_What you need to do:_
All of the data needs to be repeated exactly.

_Records to process:_
::::
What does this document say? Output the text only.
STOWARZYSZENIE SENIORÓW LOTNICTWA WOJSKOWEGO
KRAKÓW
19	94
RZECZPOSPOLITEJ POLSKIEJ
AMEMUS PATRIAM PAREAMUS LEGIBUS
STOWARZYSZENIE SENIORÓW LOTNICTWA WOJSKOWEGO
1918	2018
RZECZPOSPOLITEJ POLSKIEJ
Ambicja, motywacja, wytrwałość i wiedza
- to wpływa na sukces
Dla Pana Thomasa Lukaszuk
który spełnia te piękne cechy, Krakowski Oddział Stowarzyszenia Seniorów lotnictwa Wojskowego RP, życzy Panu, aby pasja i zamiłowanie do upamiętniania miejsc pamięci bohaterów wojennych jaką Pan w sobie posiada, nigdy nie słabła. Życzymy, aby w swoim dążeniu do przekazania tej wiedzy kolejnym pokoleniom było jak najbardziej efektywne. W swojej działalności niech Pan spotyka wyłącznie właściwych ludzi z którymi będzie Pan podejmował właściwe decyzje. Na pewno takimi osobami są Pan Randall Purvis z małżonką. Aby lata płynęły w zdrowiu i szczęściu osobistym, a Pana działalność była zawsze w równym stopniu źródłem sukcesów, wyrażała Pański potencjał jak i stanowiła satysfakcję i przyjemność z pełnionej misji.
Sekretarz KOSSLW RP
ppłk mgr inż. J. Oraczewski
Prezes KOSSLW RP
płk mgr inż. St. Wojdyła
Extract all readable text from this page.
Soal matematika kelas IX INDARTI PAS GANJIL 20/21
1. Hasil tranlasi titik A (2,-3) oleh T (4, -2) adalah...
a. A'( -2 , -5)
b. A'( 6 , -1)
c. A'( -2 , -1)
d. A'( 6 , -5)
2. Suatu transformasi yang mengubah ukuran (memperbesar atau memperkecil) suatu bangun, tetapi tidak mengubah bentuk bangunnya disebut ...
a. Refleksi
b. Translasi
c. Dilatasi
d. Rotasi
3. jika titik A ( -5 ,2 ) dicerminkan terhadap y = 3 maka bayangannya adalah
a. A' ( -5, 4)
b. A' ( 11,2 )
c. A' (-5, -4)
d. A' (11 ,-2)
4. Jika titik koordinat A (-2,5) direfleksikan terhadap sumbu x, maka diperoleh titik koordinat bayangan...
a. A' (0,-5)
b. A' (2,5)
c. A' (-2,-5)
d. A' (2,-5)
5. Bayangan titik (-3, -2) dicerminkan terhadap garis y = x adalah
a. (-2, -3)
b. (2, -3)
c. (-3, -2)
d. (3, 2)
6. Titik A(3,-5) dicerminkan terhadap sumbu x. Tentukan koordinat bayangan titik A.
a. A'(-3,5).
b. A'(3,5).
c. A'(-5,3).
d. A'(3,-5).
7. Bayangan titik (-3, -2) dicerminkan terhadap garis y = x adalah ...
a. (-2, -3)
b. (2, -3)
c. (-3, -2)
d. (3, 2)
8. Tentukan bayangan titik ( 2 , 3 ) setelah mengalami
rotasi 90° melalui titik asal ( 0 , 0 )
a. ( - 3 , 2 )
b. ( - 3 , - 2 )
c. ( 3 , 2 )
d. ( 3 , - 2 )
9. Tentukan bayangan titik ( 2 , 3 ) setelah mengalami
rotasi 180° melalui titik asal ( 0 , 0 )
::::
_Result:_
What does this document say? Output the text only.
STOWARZYSZENIE SENIORÓW LOTNICTWA WOJSKOWEGO
KRAKÓW
19	94
RZECZPOSPOLITEJ POLSKIEJ
AMEMUS PATRIAM PAREAMUS LEGIBUS
STOWARZYSZENIE SENIORÓW LOTNICTWA WOJSKOWEGO
1918	2018
RZECZPOSPOLITEJ POLSKIEJ
Ambicja, motywacja, wytrwałość i wiedza
- to wpływa na sukces
Dla Pana Thomasa Lukaszuk
który spełnia te piękne cechy, Krakowski Oddział Stowarzyszenia Seniorów lotnictwa Wojskowego RP, życzy Panu, aby pasja i zamiłowanie do upamiętniania miejsc pamięci bohaterów wojennych jaką Pan w sobie posiada, nigdy nie słabła. Życzymy, aby w swoim dążeniu do przekazania tej wiedzy kolejnym pokoleniom było jak najbardziej efektywne. W swojej działalności niech Pan spotyka wyłącznie właściwych ludzi z którymi będzie Pan podejmował właściwe decyzje. Na pewno takimi osobami są Pan Randall Purvis z małżonką. Aby lata płynęły w zdrowiu i szczęściu osobistym, a Pana działalność była zawsze w równym stopniu źródłem sukcesów, wyrażała Pański potencjał jak i stanowiła satysfakcję i przyjemność z pełnionej misji.
Sekretarz KOSSLW RP
ppłk mgr inż. J. Oraczewski
Prezes KOSSLW RP
płk mgr inż. St. Wojdyła
Extract all readable text from this page.
Soal matematika kelas IX INDARTI PAS GANJIL 20/21
1. Hasil tranlasi titik A (2,-3) oleh T (4, -2) adalah...
a. A'( -2 , -5)
b. A'( 6 , -1)
c. A'( -2 , -1)
d. A'( 6 , -5)
2. Suatu transformasi yang mengubah ukuran (memperbesar atau memperkecil) suatu bangun, tetapi tidak mengubah bentuk bangunnya disebut ...
a. Refleksi
b. Translasi
c. Dilatasi
d. Rotasi
3. jika titik A ( -5 ,2 ) dicerminkan terhadap y = 3 maka bayangannya adalah
a. A' ( -5, 4)
b. A' ( 11,2 )
c. A' (-5, -4)
d. A' (11 ,-2)
4. Jika titik koordinat A (-2,5) direfleksikan terhadap sumbu x, maka diperoleh titik koordinat bayangan...
a. A' (0,-5)
b. A' (2,5)
c. A' (-2,-5)
d. A' (2,-5)
5. Bayangan titik (-3, -2) dicerminkan terhadap garis y = x adalah
a. (-2, -3)
b. (2, -3)
c. (-3, -2)
d. (3, 2)
6. Titik A(3,-5) dicerminkan terhadap sumbu x. Tentukan koordinat bayangan titik A.
a. A'(-3,5).
b. A'(3,5).
c. A'(-5,3).
d. A'(3,-5).
7. Bayangan titik (-3, -2) dicerminkan terhadap garis y = x adalah ...
a. (-2, -3)
b. (2, -3)
c. (-3, -2)
d. (3, 2)
8. Tentukan bayangan titik ( 2 , 3 ) setelah mengalami
rotasi 90° melalui titik asal ( 0 , 0 )
a. ( - 3 , 2 )
b. ( - 3 , - 2 )
c. ( 3 , 2 )
d. ( 3 , - 2 )
9. Tentukan bayangan titik ( 2 , 3 ) setelah mengalami
rotasi 180° melalui titik asal ( 0 , 0 )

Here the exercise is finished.